The records
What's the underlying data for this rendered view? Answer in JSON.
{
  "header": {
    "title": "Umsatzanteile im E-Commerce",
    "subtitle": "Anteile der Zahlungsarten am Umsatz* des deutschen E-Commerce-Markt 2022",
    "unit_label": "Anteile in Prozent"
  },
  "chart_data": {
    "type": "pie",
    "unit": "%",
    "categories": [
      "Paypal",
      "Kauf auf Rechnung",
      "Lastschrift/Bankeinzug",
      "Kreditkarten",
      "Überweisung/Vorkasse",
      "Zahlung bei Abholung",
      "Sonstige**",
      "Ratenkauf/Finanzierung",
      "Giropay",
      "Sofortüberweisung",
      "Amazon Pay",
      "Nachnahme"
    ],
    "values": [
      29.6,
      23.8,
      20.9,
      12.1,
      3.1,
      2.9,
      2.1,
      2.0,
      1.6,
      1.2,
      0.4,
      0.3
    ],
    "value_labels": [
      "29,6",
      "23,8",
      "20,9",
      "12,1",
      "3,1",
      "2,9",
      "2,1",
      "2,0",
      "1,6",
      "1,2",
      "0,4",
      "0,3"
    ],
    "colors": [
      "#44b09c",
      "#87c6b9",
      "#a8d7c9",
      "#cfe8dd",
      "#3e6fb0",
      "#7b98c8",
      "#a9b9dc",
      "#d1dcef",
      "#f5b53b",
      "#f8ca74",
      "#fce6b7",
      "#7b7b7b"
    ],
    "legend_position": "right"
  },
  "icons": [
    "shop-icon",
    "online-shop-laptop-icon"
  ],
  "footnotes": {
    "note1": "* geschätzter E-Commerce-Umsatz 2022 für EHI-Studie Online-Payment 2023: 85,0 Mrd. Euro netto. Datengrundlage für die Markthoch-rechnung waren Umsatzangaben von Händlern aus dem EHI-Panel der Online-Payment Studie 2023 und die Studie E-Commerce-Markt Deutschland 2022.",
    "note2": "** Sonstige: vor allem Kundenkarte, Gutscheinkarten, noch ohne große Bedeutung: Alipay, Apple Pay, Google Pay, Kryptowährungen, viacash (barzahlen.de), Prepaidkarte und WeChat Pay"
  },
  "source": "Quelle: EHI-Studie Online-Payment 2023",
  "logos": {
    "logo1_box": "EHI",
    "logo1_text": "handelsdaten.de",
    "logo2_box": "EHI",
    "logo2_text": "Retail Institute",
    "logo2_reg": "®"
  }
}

--

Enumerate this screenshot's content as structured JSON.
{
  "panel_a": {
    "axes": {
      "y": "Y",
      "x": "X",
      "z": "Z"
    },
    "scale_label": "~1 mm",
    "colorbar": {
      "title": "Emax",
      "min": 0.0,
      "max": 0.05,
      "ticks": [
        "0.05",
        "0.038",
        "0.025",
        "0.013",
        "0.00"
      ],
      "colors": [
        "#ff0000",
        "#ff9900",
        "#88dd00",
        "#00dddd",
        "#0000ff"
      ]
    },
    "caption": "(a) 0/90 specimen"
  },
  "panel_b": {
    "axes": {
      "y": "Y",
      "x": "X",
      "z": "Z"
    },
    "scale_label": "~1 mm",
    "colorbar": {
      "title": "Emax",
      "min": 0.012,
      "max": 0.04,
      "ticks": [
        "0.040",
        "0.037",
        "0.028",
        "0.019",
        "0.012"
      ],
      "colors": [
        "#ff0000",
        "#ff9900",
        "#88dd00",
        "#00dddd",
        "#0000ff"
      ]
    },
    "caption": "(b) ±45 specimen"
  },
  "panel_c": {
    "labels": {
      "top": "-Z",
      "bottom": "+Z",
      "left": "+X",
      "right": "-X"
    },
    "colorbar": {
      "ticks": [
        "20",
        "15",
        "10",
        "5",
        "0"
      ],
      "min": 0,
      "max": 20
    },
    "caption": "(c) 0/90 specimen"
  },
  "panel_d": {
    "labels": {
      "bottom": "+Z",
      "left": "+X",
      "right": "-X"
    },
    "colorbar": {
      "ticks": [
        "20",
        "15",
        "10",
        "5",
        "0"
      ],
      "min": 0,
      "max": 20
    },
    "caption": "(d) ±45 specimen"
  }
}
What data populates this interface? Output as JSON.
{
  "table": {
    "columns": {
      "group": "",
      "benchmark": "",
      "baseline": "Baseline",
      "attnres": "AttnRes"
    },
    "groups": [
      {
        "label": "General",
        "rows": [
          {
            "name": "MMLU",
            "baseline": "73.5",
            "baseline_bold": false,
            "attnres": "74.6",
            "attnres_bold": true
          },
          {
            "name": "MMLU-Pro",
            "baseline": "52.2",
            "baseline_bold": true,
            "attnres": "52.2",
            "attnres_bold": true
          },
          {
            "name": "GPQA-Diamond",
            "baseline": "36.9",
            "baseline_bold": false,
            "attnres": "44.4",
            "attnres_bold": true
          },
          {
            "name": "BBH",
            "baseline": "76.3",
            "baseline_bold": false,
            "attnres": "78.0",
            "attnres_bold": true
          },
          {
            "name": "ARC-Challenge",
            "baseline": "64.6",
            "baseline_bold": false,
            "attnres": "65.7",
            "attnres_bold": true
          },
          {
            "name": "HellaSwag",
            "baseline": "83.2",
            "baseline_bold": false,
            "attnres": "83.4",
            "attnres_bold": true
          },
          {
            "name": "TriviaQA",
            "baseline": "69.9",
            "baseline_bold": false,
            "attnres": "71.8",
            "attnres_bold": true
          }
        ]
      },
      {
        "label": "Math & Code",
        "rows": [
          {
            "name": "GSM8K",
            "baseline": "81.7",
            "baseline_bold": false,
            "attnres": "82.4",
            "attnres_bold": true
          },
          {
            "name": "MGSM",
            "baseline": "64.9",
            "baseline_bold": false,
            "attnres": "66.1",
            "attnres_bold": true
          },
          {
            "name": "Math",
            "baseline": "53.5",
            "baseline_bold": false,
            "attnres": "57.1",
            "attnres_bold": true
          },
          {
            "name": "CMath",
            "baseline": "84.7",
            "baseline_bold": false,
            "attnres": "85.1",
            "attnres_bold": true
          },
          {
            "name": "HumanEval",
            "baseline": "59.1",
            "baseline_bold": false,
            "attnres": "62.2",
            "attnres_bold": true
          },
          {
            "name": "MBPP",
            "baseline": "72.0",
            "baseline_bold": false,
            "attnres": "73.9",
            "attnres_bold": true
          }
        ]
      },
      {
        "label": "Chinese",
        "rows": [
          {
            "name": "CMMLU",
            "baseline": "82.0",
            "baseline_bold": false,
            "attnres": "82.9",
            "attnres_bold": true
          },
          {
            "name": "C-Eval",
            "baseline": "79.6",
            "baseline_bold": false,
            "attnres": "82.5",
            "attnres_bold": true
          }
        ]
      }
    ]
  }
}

Requirement
Pull out all lines from the listing that contain the string "What".

Exercise answer
What's the underlying data for this rendered view? Answer in JSON.
What data populates this interface? Output as JSON.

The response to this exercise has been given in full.